Saved entries:
* * * * *

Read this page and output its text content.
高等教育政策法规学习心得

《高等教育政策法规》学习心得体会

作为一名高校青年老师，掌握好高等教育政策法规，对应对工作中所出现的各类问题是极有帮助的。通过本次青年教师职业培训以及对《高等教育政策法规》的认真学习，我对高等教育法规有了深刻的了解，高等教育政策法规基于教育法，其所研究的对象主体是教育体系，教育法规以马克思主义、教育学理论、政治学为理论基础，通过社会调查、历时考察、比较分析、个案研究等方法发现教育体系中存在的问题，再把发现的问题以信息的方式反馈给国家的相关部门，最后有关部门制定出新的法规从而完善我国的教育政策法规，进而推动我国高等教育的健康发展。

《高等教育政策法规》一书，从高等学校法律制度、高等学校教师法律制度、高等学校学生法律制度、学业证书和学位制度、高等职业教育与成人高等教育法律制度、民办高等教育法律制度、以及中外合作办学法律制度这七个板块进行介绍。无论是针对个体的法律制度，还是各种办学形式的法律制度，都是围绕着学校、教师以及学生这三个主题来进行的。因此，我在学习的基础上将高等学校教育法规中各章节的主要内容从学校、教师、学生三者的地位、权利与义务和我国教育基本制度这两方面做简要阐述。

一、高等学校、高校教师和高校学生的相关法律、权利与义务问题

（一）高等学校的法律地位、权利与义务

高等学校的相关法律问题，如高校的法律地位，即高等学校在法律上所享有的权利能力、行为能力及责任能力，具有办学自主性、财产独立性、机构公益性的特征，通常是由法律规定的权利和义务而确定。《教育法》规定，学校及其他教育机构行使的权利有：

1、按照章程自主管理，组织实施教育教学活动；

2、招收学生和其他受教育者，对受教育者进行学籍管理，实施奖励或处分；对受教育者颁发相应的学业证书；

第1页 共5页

* * * * *

**TO DO**
Your task is to repeat the data exactly; please include every line.

**EXERCISE RESULT**
Read this page and output its text content.
高等教育政策法规学习心得

《高等教育政策法规》学习心得体会

作为一名高校青年老师，掌握好高等教育政策法规，对应对工作中所出现的各类问题是极有帮助的。通过本次青年教师职业培训以及对《高等教育政策法规》的认真学习，我对高等教育法规有了深刻的了解，高等教育政策法规基于教育法，其所研究的对象主体是教育体系，教育法规以马克思主义、教育学理论、政治学为理论基础，通过社会调查、历时考察、比较分析、个案研究等方法发现教育体系中存在的问题，再把发现的问题以信息的方式反馈给国家的相关部门，最后有关部门制定出新的法规从而完善我国的教育政策法规，进而推动我国高等教育的健康发展。

《高等教育政策法规》一书，从高等学校法律制度、高等学校教师法律制度、高等学校学生法律制度、学业证书和学位制度、高等职业教育与成人高等教育法律制度、民办高等教育法律制度、以及中外合作办学法律制度这七个板块进行介绍。无论是针对个体的法律制度，还是各种办学形式的法律制度，都是围绕着学校、教师以及学生这三个主题来进行的。因此，我在学习的基础上将高等学校教育法规中各章节的主要内容从学校、教师、学生三者的地位、权利与义务和我国教育基本制度这两方面做简要阐述。

一、高等学校、高校教师和高校学生的相关法律、权利与义务问题

（一）高等学校的法律地位、权利与义务

高等学校的相关法律问题，如高校的法律地位，即高等学校在法律上所享有的权利能力、行为能力及责任能力，具有办学自主性、财产独立性、机构公益性的特征，通常是由法律规定的权利和义务而确定。《教育法》规定，学校及其他教育机构行使的权利有：

1、按照章程自主管理，组织实施教育教学活动；

2、招收学生和其他受教育者，对受教育者进行学籍管理，实施奖励或处分；对受教育者颁发相应的学业证书；

第1页 共5页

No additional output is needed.